Task directions:
Find every line of the listing below where "Transcribe" appears, and copy it.

Listed records:
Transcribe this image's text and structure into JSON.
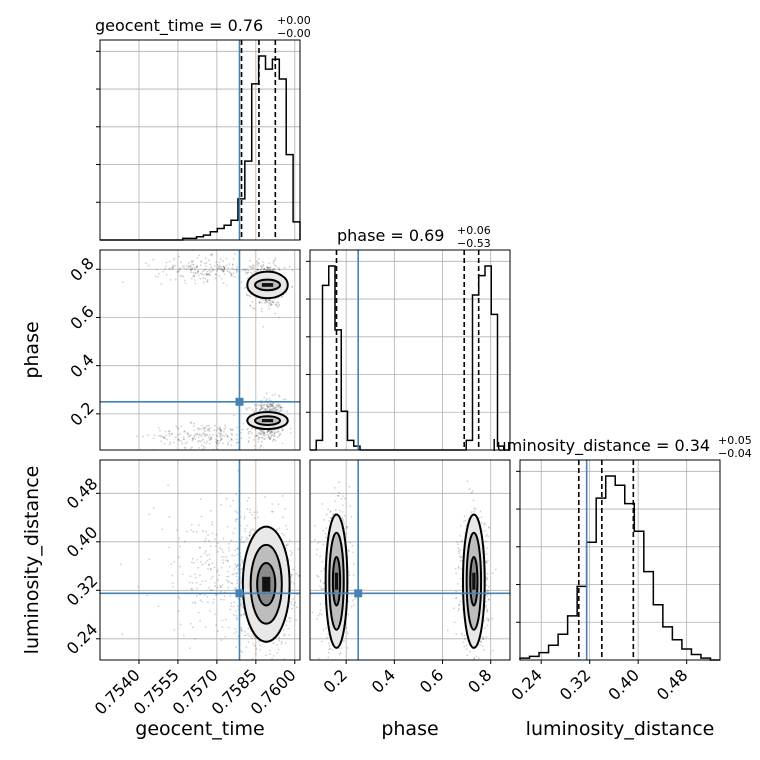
{
  "chart_data": {
    "type": "corner",
    "parameters": [
      "geocent_time",
      "phase",
      "luminosity_distance"
    ],
    "truth": {
      "geocent_time": 0.75787,
      "phase": 0.25,
      "luminosity_distance": 0.315
    },
    "truth_color": "#4682b4",
    "titles": [
      {
        "name": "geocent_time",
        "median": "0.76",
        "plus": "+0.00",
        "minus": "−0.00"
      },
      {
        "name": "phase",
        "median": "0.69",
        "plus": "+0.06",
        "minus": "−0.53"
      },
      {
        "name": "luminosity_distance",
        "median": "0.34",
        "plus": "+0.05",
        "minus": "−0.04"
      }
    ],
    "ranges": {
      "geocent_time": [
        0.7525,
        0.7602
      ],
      "phase": [
        0.05,
        0.88
      ],
      "luminosity_distance": [
        0.205,
        0.535
      ]
    },
    "ticks": {
      "geocent_time": [
        "0.7540",
        "0.7555",
        "0.7570",
        "0.7585",
        "0.7600"
      ],
      "phase": [
        "0.2",
        "0.4",
        "0.6",
        "0.8"
      ],
      "luminosity_distance": [
        "0.24",
        "0.32",
        "0.40",
        "0.48"
      ]
    },
    "quantiles": {
      "geocent_time": [
        0.75795,
        0.75862,
        0.75925
      ],
      "phase": [
        0.16,
        0.69,
        0.75
      ],
      "luminosity_distance": [
        0.302,
        0.34,
        0.392
      ]
    },
    "hist": {
      "geocent_time": {
        "range": [
          0.7525,
          0.7602
        ],
        "counts": [
          0,
          0,
          0,
          0,
          0,
          0,
          0,
          0,
          0,
          0,
          0,
          0,
          1,
          1,
          2,
          3,
          5,
          7,
          9,
          12,
          25,
          48,
          95,
          112,
          104,
          110,
          98,
          52,
          11
        ]
      },
      "phase": {
        "range": [
          0.05,
          0.88
        ],
        "counts": [
          0,
          5,
          85,
          95,
          62,
          20,
          5,
          2,
          0,
          0,
          0,
          0,
          0,
          0,
          0,
          0,
          0,
          0,
          0,
          0,
          0,
          0,
          0,
          0,
          0,
          5,
          80,
          90,
          95,
          70,
          2,
          0
        ]
      },
      "luminosity_distance": {
        "range": [
          0.205,
          0.535
        ],
        "counts": [
          1,
          2,
          4,
          8,
          14,
          24,
          40,
          64,
          88,
          100,
          95,
          85,
          70,
          48,
          30,
          18,
          11,
          6,
          3,
          1,
          0
        ]
      }
    },
    "grid": true
  }
}
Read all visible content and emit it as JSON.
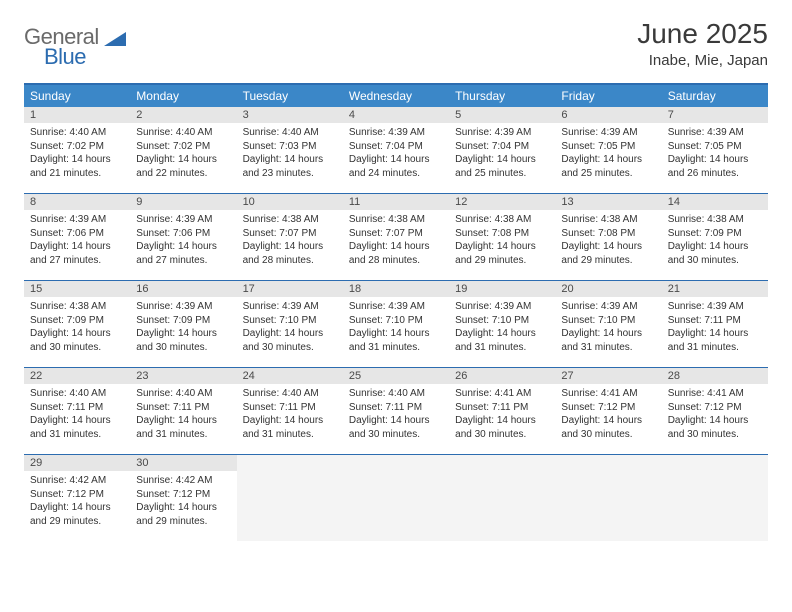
{
  "colors": {
    "header_border": "#2c6cb0",
    "weekday_bg": "#3b87c8",
    "weekday_fg": "#ffffff",
    "daynum_bg": "#e6e6e6",
    "text": "#333333",
    "logo_gray": "#6a6a6a",
    "logo_blue": "#2c6cb0",
    "empty_bg": "#f4f4f4"
  },
  "logo": {
    "part1": "General",
    "part2": "Blue"
  },
  "title": "June 2025",
  "location": "Inabe, Mie, Japan",
  "weekdays": [
    "Sunday",
    "Monday",
    "Tuesday",
    "Wednesday",
    "Thursday",
    "Friday",
    "Saturday"
  ],
  "days": [
    {
      "n": "1",
      "sr": "4:40 AM",
      "ss": "7:02 PM",
      "dl": "14 hours and 21 minutes."
    },
    {
      "n": "2",
      "sr": "4:40 AM",
      "ss": "7:02 PM",
      "dl": "14 hours and 22 minutes."
    },
    {
      "n": "3",
      "sr": "4:40 AM",
      "ss": "7:03 PM",
      "dl": "14 hours and 23 minutes."
    },
    {
      "n": "4",
      "sr": "4:39 AM",
      "ss": "7:04 PM",
      "dl": "14 hours and 24 minutes."
    },
    {
      "n": "5",
      "sr": "4:39 AM",
      "ss": "7:04 PM",
      "dl": "14 hours and 25 minutes."
    },
    {
      "n": "6",
      "sr": "4:39 AM",
      "ss": "7:05 PM",
      "dl": "14 hours and 25 minutes."
    },
    {
      "n": "7",
      "sr": "4:39 AM",
      "ss": "7:05 PM",
      "dl": "14 hours and 26 minutes."
    },
    {
      "n": "8",
      "sr": "4:39 AM",
      "ss": "7:06 PM",
      "dl": "14 hours and 27 minutes."
    },
    {
      "n": "9",
      "sr": "4:39 AM",
      "ss": "7:06 PM",
      "dl": "14 hours and 27 minutes."
    },
    {
      "n": "10",
      "sr": "4:38 AM",
      "ss": "7:07 PM",
      "dl": "14 hours and 28 minutes."
    },
    {
      "n": "11",
      "sr": "4:38 AM",
      "ss": "7:07 PM",
      "dl": "14 hours and 28 minutes."
    },
    {
      "n": "12",
      "sr": "4:38 AM",
      "ss": "7:08 PM",
      "dl": "14 hours and 29 minutes."
    },
    {
      "n": "13",
      "sr": "4:38 AM",
      "ss": "7:08 PM",
      "dl": "14 hours and 29 minutes."
    },
    {
      "n": "14",
      "sr": "4:38 AM",
      "ss": "7:09 PM",
      "dl": "14 hours and 30 minutes."
    },
    {
      "n": "15",
      "sr": "4:38 AM",
      "ss": "7:09 PM",
      "dl": "14 hours and 30 minutes."
    },
    {
      "n": "16",
      "sr": "4:39 AM",
      "ss": "7:09 PM",
      "dl": "14 hours and 30 minutes."
    },
    {
      "n": "17",
      "sr": "4:39 AM",
      "ss": "7:10 PM",
      "dl": "14 hours and 30 minutes."
    },
    {
      "n": "18",
      "sr": "4:39 AM",
      "ss": "7:10 PM",
      "dl": "14 hours and 31 minutes."
    },
    {
      "n": "19",
      "sr": "4:39 AM",
      "ss": "7:10 PM",
      "dl": "14 hours and 31 minutes."
    },
    {
      "n": "20",
      "sr": "4:39 AM",
      "ss": "7:10 PM",
      "dl": "14 hours and 31 minutes."
    },
    {
      "n": "21",
      "sr": "4:39 AM",
      "ss": "7:11 PM",
      "dl": "14 hours and 31 minutes."
    },
    {
      "n": "22",
      "sr": "4:40 AM",
      "ss": "7:11 PM",
      "dl": "14 hours and 31 minutes."
    },
    {
      "n": "23",
      "sr": "4:40 AM",
      "ss": "7:11 PM",
      "dl": "14 hours and 31 minutes."
    },
    {
      "n": "24",
      "sr": "4:40 AM",
      "ss": "7:11 PM",
      "dl": "14 hours and 31 minutes."
    },
    {
      "n": "25",
      "sr": "4:40 AM",
      "ss": "7:11 PM",
      "dl": "14 hours and 30 minutes."
    },
    {
      "n": "26",
      "sr": "4:41 AM",
      "ss": "7:11 PM",
      "dl": "14 hours and 30 minutes."
    },
    {
      "n": "27",
      "sr": "4:41 AM",
      "ss": "7:12 PM",
      "dl": "14 hours and 30 minutes."
    },
    {
      "n": "28",
      "sr": "4:41 AM",
      "ss": "7:12 PM",
      "dl": "14 hours and 30 minutes."
    },
    {
      "n": "29",
      "sr": "4:42 AM",
      "ss": "7:12 PM",
      "dl": "14 hours and 29 minutes."
    },
    {
      "n": "30",
      "sr": "4:42 AM",
      "ss": "7:12 PM",
      "dl": "14 hours and 29 minutes."
    }
  ],
  "labels": {
    "sunrise": "Sunrise:",
    "sunset": "Sunset:",
    "daylight": "Daylight:"
  }
}
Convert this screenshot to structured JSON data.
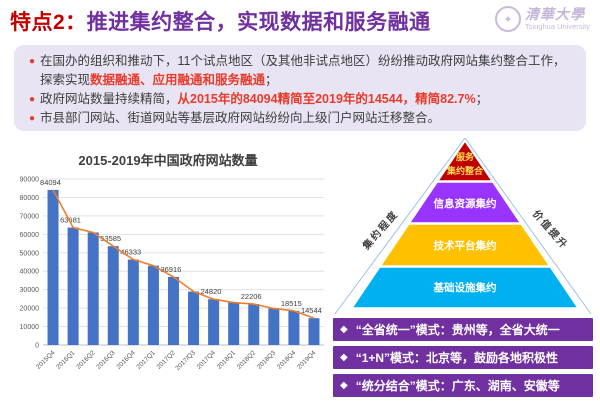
{
  "header": {
    "title_prefix": "特点2：",
    "title_rest": "推进集约整合，实现数据和服务融通",
    "logo_zh": "清華大學",
    "logo_en": "Tsinghua University",
    "logo_emblem_glyph": "✦"
  },
  "bullets": [
    {
      "pre": "在国办的组织和推动下，11个试点地区（及其他非试点地区）纷纷推动政府网站集约整合工作，探索实现",
      "highlight": "数据融通、应用融通和服务融通",
      "post": "；"
    },
    {
      "pre": "政府网站数量持续精简，",
      "highlight": "从2015年的84094精简至2019年的14544，精简82.7%",
      "post": "；"
    },
    {
      "pre": "市县部门网站、街道网站等基层政府网站纷纷向上级门户网站迁移整合。",
      "highlight": "",
      "post": ""
    }
  ],
  "bullet_glyph": "●",
  "chart_data": {
    "type": "bar+line",
    "title": "2015-2019年中国政府网站数量",
    "categories": [
      "2015Q4",
      "2016Q1",
      "2016Q2",
      "2016Q3",
      "2016Q4",
      "2017Q1",
      "2017Q2",
      "2017/Q3",
      "2017Q4",
      "2018Q1",
      "2018Q2",
      "2018Q3",
      "2018Q4",
      "2019Q4"
    ],
    "values": [
      84094,
      63681,
      61000,
      53585,
      46333,
      43000,
      36916,
      29000,
      24820,
      23000,
      22206,
      19800,
      18515,
      14544
    ],
    "labels": [
      "84094",
      "63681",
      "",
      "53585",
      "46333",
      "",
      "36916",
      "",
      "24820",
      "",
      "22206",
      "",
      "18515",
      "14544"
    ],
    "ylim": [
      0,
      90000
    ],
    "ytick_step": 10000,
    "bar_color": "#4472C4",
    "line_color": "#ED7D31",
    "grid_color": "#E2E2E2",
    "axis_color": "#BFBFBF",
    "tick_text_color": "#595959",
    "label_text_color": "#404040",
    "legend": "none",
    "grid": "horizontal"
  },
  "pyramid": {
    "top_level": {
      "label_line1": "服务",
      "label_line2": "集约整合",
      "color": "#C00000",
      "text_color": "#FFDD55"
    },
    "levels": [
      {
        "label": "信息资源集约",
        "color": "#9933FF",
        "text_color": "#FFFFFF"
      },
      {
        "label": "技术平台集约",
        "color": "#FFC000",
        "text_color": "#FFFFFF"
      },
      {
        "label": "基础设施集约",
        "color": "#00B0F0",
        "text_color": "#FFFFFF"
      }
    ],
    "left_axis_label": "集约程度",
    "right_axis_label": "价值提升",
    "edge_line_color": "#9DC3E6",
    "axis_text_color": "#404040"
  },
  "modes": {
    "bar_color": "#7030A0",
    "diamond_glyph": "◆",
    "items": [
      {
        "text": "“全省统一”模式：贵州等，全省大统一"
      },
      {
        "text": "“1+N”模式：北京等，鼓励各地积极性"
      },
      {
        "text": "“统分结合”模式：广东、湖南、安徽等"
      }
    ]
  }
}
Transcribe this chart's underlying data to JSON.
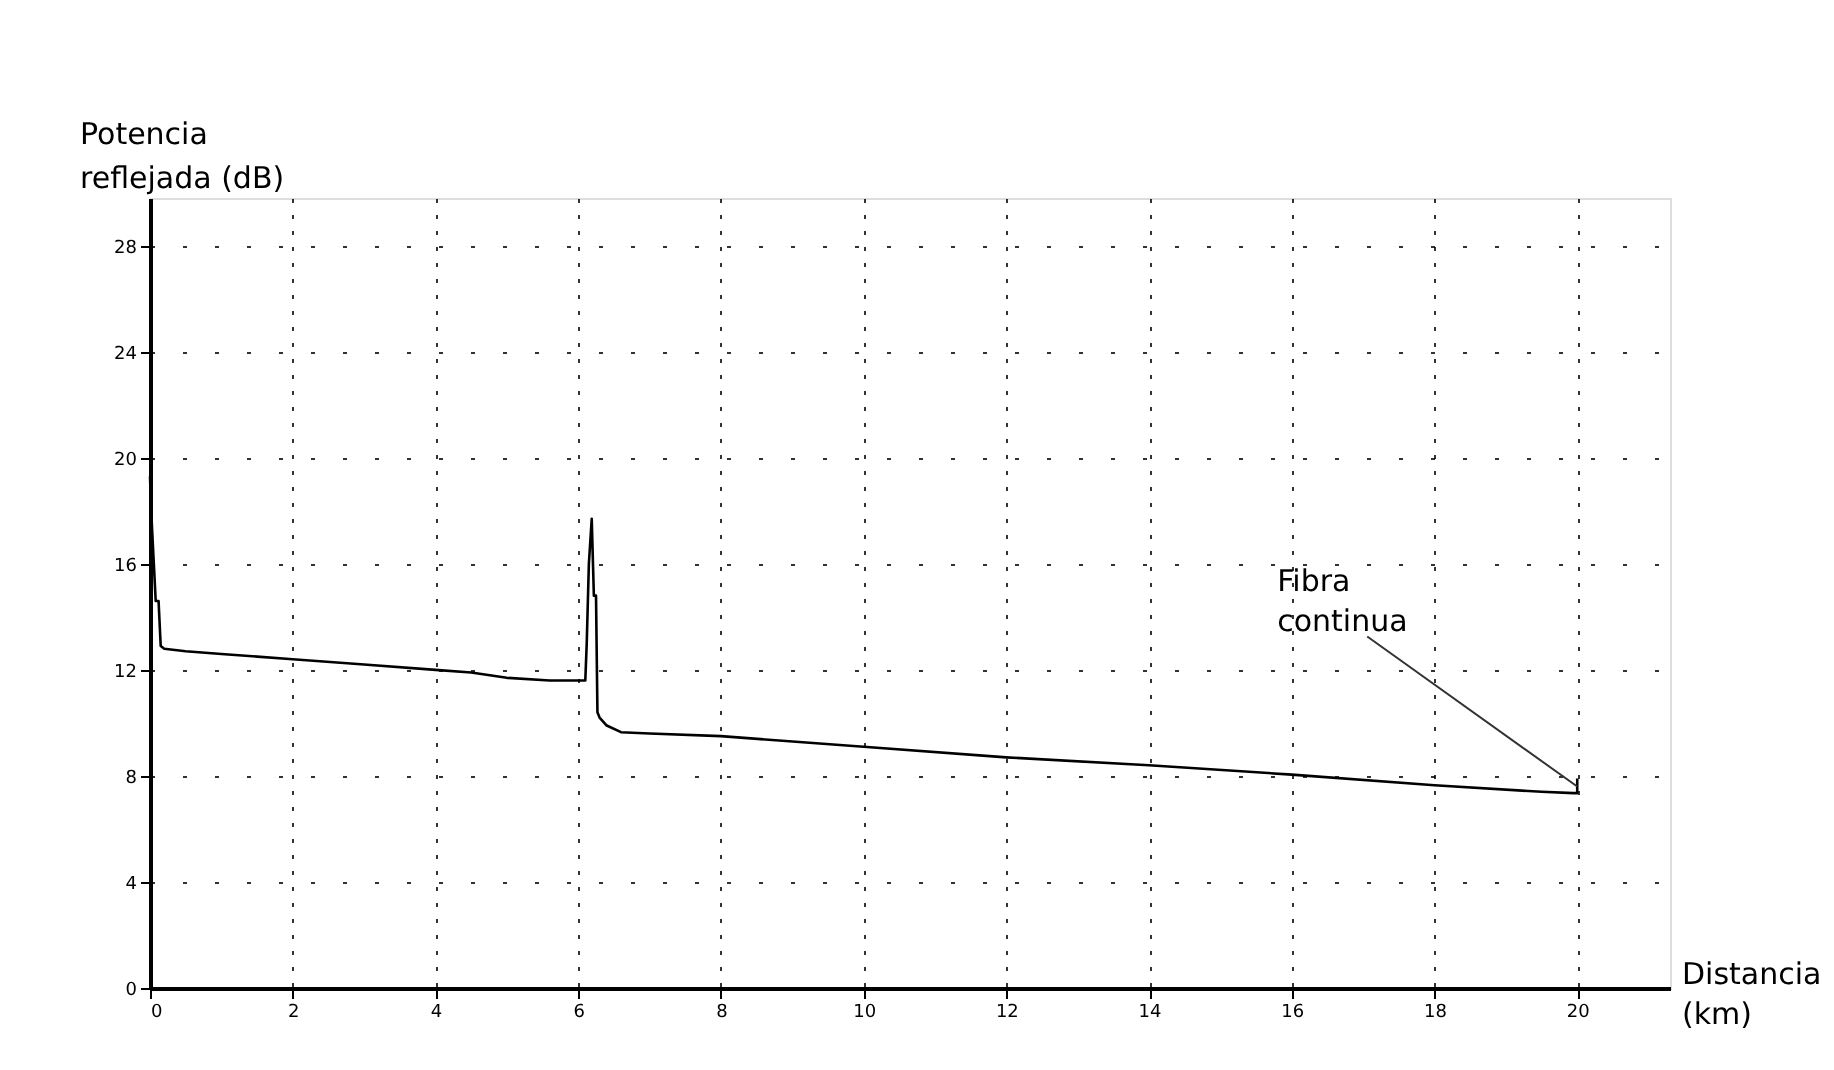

Reply:
Transcribe this image's text and structure into JSON.
Transcribe this chart's underlying data to JSON.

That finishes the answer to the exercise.